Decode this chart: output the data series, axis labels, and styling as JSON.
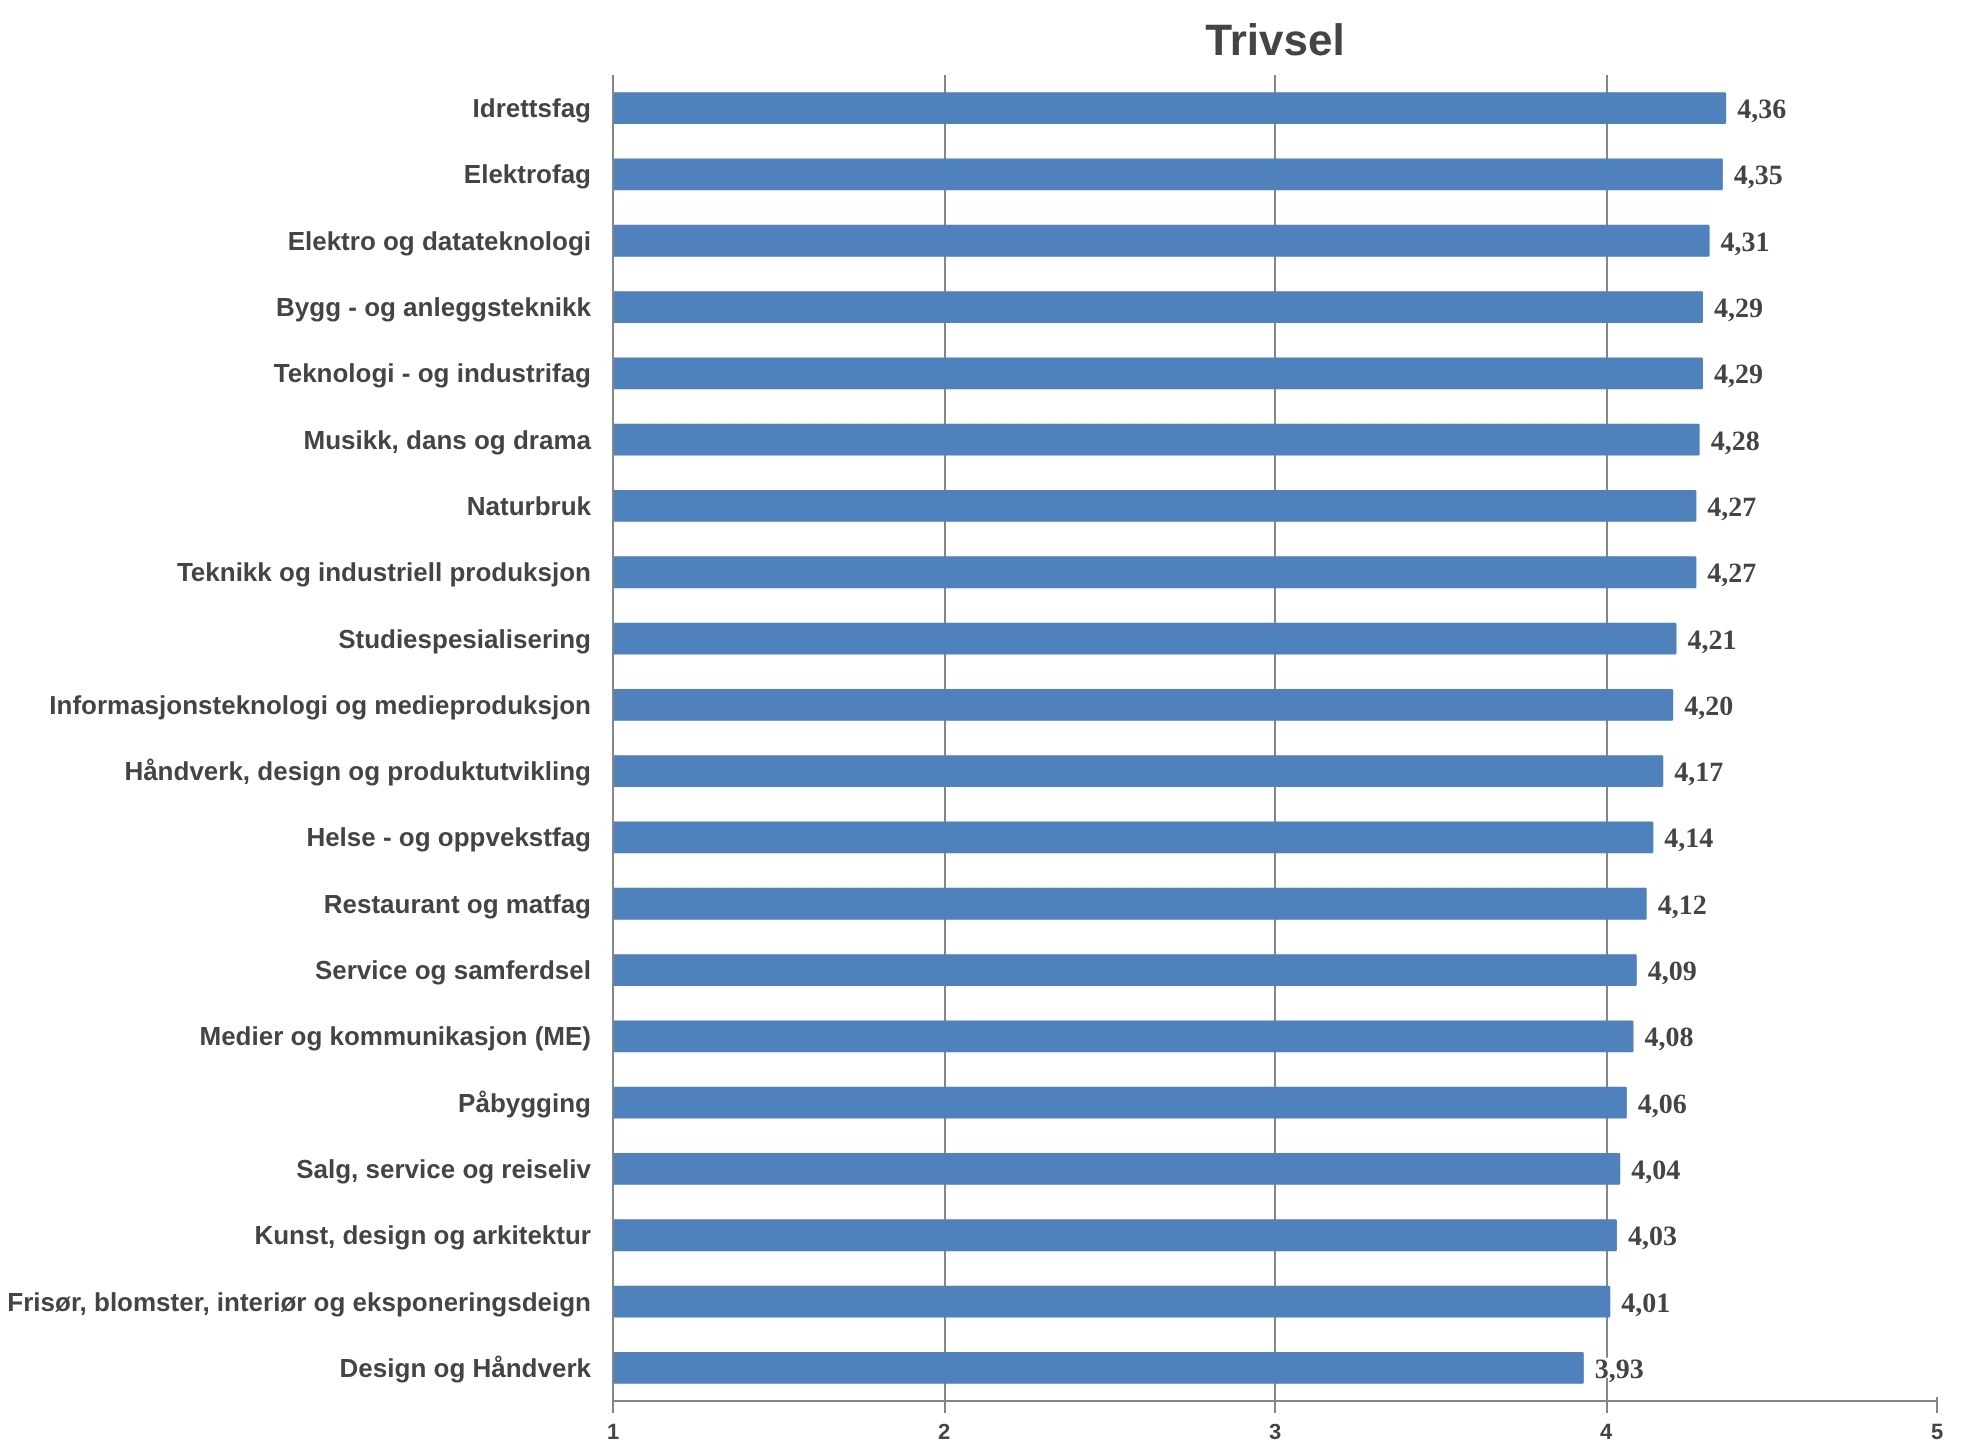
{
  "chart_data": {
    "type": "bar",
    "orientation": "horizontal",
    "title": "Trivsel",
    "categories": [
      "Idrettsfag",
      "Elektrofag",
      "Elektro og datateknologi",
      "Bygg - og anleggsteknikk",
      "Teknologi - og industrifag",
      "Musikk, dans og drama",
      "Naturbruk",
      "Teknikk og industriell produksjon",
      "Studiespesialisering",
      "Informasjonsteknologi og medieproduksjon",
      "Håndverk, design og produktutvikling",
      "Helse - og oppvekstfag",
      "Restaurant og matfag",
      "Service og samferdsel",
      "Medier og kommunikasjon (ME)",
      "Påbygging",
      "Salg, service og reiseliv",
      "Kunst, design og arkitektur",
      "Frisør, blomster, interiør og eksponeringsdeign",
      "Design og Håndverk"
    ],
    "values": [
      4.36,
      4.35,
      4.31,
      4.29,
      4.29,
      4.28,
      4.27,
      4.27,
      4.21,
      4.2,
      4.17,
      4.14,
      4.12,
      4.09,
      4.08,
      4.06,
      4.04,
      4.03,
      4.01,
      3.93
    ],
    "value_labels": [
      "4,36",
      "4,35",
      "4,31",
      "4,29",
      "4,29",
      "4,28",
      "4,27",
      "4,27",
      "4,21",
      "4,20",
      "4,17",
      "4,14",
      "4,12",
      "4,09",
      "4,08",
      "4,06",
      "4,04",
      "4,03",
      "4,01",
      "3,93"
    ],
    "color": "#4f81bd",
    "xlim": [
      1,
      5
    ],
    "xticks": [
      1,
      2,
      3,
      4,
      5
    ],
    "grid": "x"
  }
}
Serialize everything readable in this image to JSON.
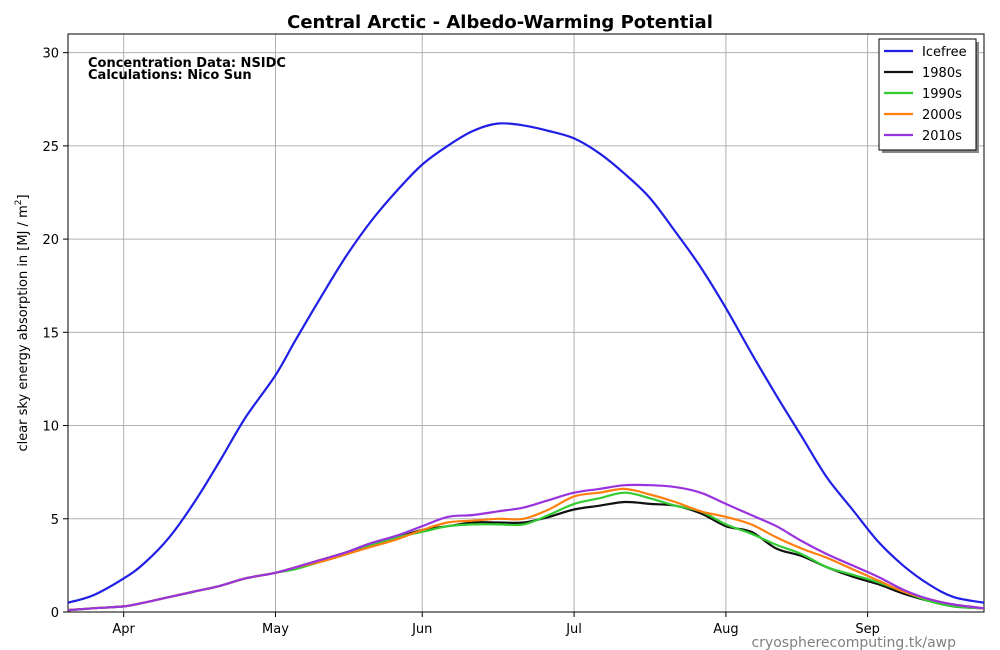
{
  "chart_data": {
    "type": "line",
    "title": "Central Arctic - Albedo-Warming Potential",
    "ylabel": "clear sky energy absorption in  [MJ / m",
    "ylabel_sup": "2",
    "ylabel_end": "]",
    "xlabel": "",
    "xlim_day_of_year": [
      75,
      256
    ],
    "ylim": [
      0,
      31
    ],
    "grid": true,
    "legend_position": "top-right",
    "x_ticks": [
      {
        "label": "Apr",
        "day": 86
      },
      {
        "label": "May",
        "day": 116
      },
      {
        "label": "Jun",
        "day": 145
      },
      {
        "label": "Jul",
        "day": 175
      },
      {
        "label": "Aug",
        "day": 205
      },
      {
        "label": "Sep",
        "day": 233
      }
    ],
    "y_ticks": [
      0,
      5,
      10,
      15,
      20,
      25,
      30
    ],
    "annotations": [
      "Concentration Data: NSIDC",
      "Calculations: Nico Sun"
    ],
    "watermark": "cryospherecomputing.tk/awp",
    "x_day_of_year": [
      75,
      80,
      86,
      90,
      95,
      100,
      105,
      110,
      116,
      120,
      125,
      130,
      135,
      140,
      145,
      150,
      155,
      160,
      165,
      170,
      175,
      180,
      185,
      190,
      195,
      200,
      205,
      210,
      215,
      220,
      225,
      230,
      235,
      240,
      245,
      250,
      256
    ],
    "series": [
      {
        "name": "Icefree",
        "color": "#1f1fe6",
        "values": [
          0.5,
          0.9,
          1.8,
          2.6,
          4.0,
          5.9,
          8.1,
          10.4,
          12.7,
          14.6,
          16.9,
          19.1,
          21.0,
          22.6,
          24.0,
          25.0,
          25.8,
          26.2,
          26.1,
          25.8,
          25.4,
          24.6,
          23.5,
          22.2,
          20.4,
          18.5,
          16.3,
          13.9,
          11.6,
          9.4,
          7.2,
          5.5,
          3.8,
          2.5,
          1.5,
          0.8,
          0.5
        ]
      },
      {
        "name": "1980s",
        "color": "#111111",
        "values": [
          0.1,
          0.2,
          0.3,
          0.5,
          0.8,
          1.1,
          1.4,
          1.8,
          2.1,
          2.4,
          2.8,
          3.2,
          3.7,
          4.0,
          4.4,
          4.6,
          4.8,
          4.8,
          4.8,
          5.1,
          5.5,
          5.7,
          5.9,
          5.8,
          5.7,
          5.3,
          4.6,
          4.3,
          3.4,
          3.0,
          2.4,
          1.9,
          1.5,
          1.0,
          0.6,
          0.3,
          0.2
        ]
      },
      {
        "name": "1990s",
        "color": "#33cc33",
        "values": [
          0.1,
          0.2,
          0.3,
          0.5,
          0.8,
          1.1,
          1.4,
          1.8,
          2.1,
          2.3,
          2.7,
          3.1,
          3.6,
          4.0,
          4.3,
          4.6,
          4.7,
          4.7,
          4.7,
          5.2,
          5.8,
          6.1,
          6.4,
          6.1,
          5.7,
          5.4,
          4.7,
          4.2,
          3.6,
          3.1,
          2.4,
          2.0,
          1.6,
          1.1,
          0.6,
          0.3,
          0.2
        ]
      },
      {
        "name": "2000s",
        "color": "#ff7f0e",
        "values": [
          0.1,
          0.2,
          0.3,
          0.5,
          0.8,
          1.1,
          1.4,
          1.8,
          2.1,
          2.4,
          2.7,
          3.1,
          3.5,
          3.9,
          4.4,
          4.8,
          4.9,
          5.0,
          5.0,
          5.5,
          6.2,
          6.4,
          6.6,
          6.3,
          5.9,
          5.4,
          5.1,
          4.7,
          4.0,
          3.4,
          2.9,
          2.3,
          1.7,
          1.1,
          0.7,
          0.4,
          0.2
        ]
      },
      {
        "name": "2010s",
        "color": "#9933dd",
        "values": [
          0.1,
          0.2,
          0.3,
          0.5,
          0.8,
          1.1,
          1.4,
          1.8,
          2.1,
          2.4,
          2.8,
          3.2,
          3.7,
          4.1,
          4.6,
          5.1,
          5.2,
          5.4,
          5.6,
          6.0,
          6.4,
          6.6,
          6.8,
          6.8,
          6.7,
          6.4,
          5.8,
          5.2,
          4.6,
          3.8,
          3.1,
          2.5,
          1.9,
          1.2,
          0.7,
          0.4,
          0.2
        ]
      }
    ]
  }
}
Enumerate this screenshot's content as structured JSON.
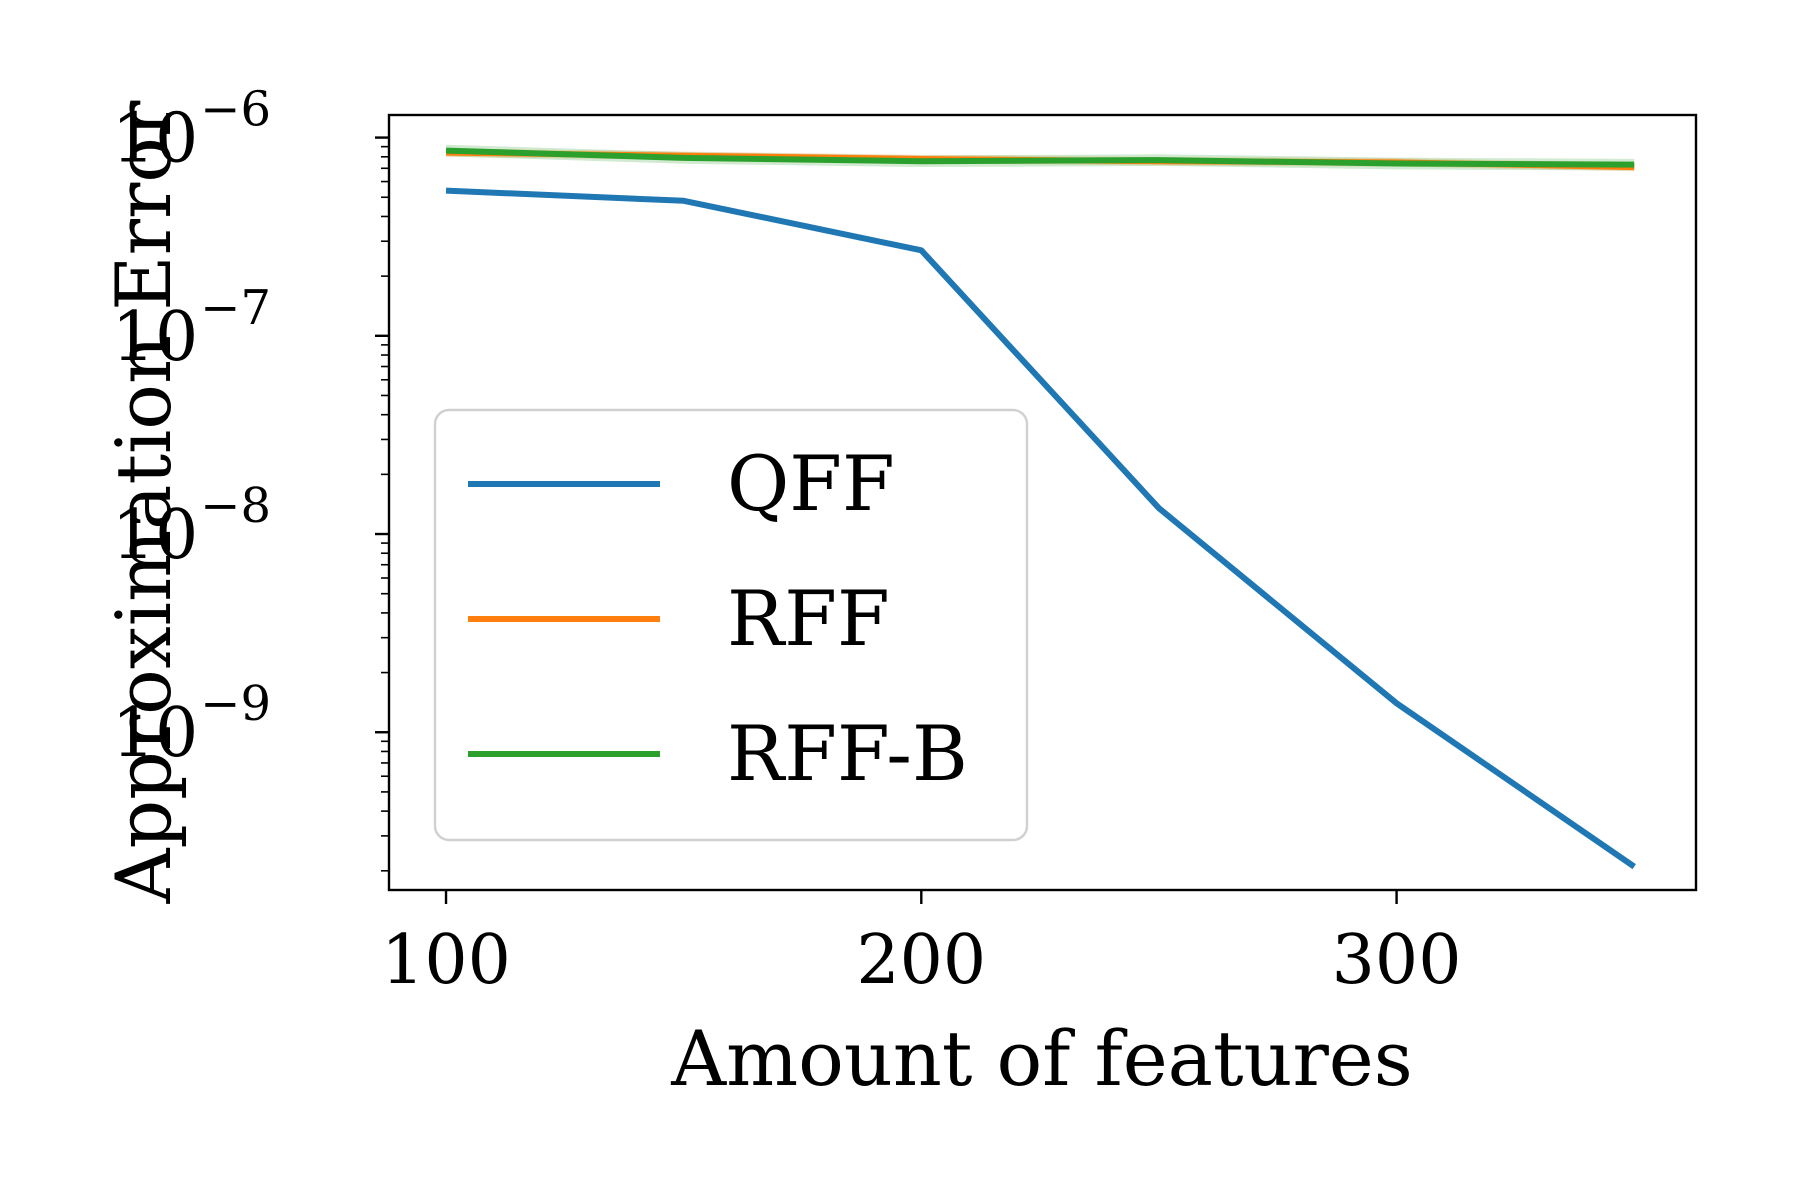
{
  "chart_data": {
    "type": "line",
    "xlabel": "Amount of features",
    "ylabel": "Approximation Error",
    "xlim": [
      88,
      363
    ],
    "ylim": [
      1.6e-10,
      1.3e-06
    ],
    "yscale": "log",
    "grid": false,
    "legend_position": "center-left",
    "x_ticks": [
      {
        "value": 100,
        "label": "100"
      },
      {
        "value": 200,
        "label": "200"
      },
      {
        "value": 300,
        "label": "300"
      }
    ],
    "y_ticks": [
      {
        "value": 1e-06,
        "base": "10",
        "exp": "−6"
      },
      {
        "value": 1e-07,
        "base": "10",
        "exp": "−7"
      },
      {
        "value": 1e-08,
        "base": "10",
        "exp": "−8"
      },
      {
        "value": 1e-09,
        "base": "10",
        "exp": "−9"
      }
    ],
    "x": [
      100,
      150,
      200,
      250,
      300,
      350
    ],
    "series": [
      {
        "name": "QFF",
        "color": "#1f77b4",
        "values": [
          5.4e-07,
          4.8e-07,
          2.7e-07,
          1.35e-08,
          1.4e-09,
          2.1e-10
        ]
      },
      {
        "name": "RFF",
        "color": "#ff7f0e",
        "values": [
          8.4e-07,
          8.1e-07,
          7.8e-07,
          7.6e-07,
          7.5e-07,
          7.1e-07
        ],
        "band_spread": 0.05
      },
      {
        "name": "RFF-B",
        "color": "#2ca02c",
        "values": [
          8.6e-07,
          7.9e-07,
          7.6e-07,
          7.7e-07,
          7.4e-07,
          7.3e-07
        ],
        "band_spread": 0.07
      }
    ]
  }
}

··········

## Problem statement
Find the word "this" in the entries above and gather every line that holds it.

## Finished exercise
Decode this chart: output the data series, axis labels, and styling as JSON.
Serialize everything readable in this image to JSON.
Enumerate this screenshot's content as structured JSON.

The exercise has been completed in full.